-------- THE DATA --------

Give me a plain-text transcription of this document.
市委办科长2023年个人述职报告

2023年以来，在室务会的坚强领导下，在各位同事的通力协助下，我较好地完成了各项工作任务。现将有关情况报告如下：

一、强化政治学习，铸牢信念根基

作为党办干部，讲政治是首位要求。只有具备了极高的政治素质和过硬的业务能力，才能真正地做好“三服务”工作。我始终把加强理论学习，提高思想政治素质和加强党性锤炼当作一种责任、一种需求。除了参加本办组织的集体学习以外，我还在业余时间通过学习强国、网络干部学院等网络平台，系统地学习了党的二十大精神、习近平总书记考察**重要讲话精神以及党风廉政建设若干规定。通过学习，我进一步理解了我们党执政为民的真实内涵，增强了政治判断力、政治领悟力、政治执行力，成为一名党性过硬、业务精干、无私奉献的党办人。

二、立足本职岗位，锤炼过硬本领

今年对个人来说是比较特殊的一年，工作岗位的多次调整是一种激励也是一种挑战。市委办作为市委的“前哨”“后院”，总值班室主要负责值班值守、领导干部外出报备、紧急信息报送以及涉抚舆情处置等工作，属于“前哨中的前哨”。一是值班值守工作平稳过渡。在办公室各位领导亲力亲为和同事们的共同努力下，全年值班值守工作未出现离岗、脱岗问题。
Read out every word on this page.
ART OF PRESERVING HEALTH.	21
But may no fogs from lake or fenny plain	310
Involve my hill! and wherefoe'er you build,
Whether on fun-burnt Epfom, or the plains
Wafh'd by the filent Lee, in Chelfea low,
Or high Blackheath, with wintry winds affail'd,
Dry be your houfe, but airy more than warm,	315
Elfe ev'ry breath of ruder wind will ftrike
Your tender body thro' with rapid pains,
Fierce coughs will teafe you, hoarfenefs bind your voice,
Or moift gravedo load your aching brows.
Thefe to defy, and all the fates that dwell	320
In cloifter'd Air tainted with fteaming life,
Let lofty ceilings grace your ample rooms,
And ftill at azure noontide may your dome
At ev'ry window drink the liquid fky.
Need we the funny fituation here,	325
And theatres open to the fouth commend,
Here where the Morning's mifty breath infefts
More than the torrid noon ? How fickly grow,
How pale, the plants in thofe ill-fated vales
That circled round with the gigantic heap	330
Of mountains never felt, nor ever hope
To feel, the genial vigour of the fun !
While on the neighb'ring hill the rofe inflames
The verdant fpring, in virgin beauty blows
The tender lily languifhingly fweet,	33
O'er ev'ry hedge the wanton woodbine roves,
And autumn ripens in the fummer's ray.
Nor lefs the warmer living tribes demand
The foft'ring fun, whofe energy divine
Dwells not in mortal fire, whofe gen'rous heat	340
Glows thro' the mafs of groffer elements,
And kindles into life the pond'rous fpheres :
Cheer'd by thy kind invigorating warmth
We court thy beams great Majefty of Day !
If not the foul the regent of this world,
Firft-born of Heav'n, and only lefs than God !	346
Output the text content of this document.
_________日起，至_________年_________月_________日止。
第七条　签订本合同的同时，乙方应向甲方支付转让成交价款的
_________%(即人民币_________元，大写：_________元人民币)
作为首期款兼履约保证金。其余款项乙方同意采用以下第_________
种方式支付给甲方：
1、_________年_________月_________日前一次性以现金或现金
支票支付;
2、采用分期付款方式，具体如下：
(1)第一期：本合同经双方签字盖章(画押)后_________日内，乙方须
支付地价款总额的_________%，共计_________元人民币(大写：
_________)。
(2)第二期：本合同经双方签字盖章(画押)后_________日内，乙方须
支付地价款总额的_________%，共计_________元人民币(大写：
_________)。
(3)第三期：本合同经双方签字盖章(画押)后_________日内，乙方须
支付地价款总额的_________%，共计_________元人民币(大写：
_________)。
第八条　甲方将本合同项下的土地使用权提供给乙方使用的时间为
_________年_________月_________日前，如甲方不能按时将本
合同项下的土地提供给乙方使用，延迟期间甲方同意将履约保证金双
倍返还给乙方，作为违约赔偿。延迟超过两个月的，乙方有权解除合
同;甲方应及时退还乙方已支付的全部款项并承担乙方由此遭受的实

--------

Search the data above for the string "hill" and return every line that has it.

### WRITTEN SOLUTION
Involve my hill! and wherefoe'er you build,
While on the neighb'ring hill the rofe inflames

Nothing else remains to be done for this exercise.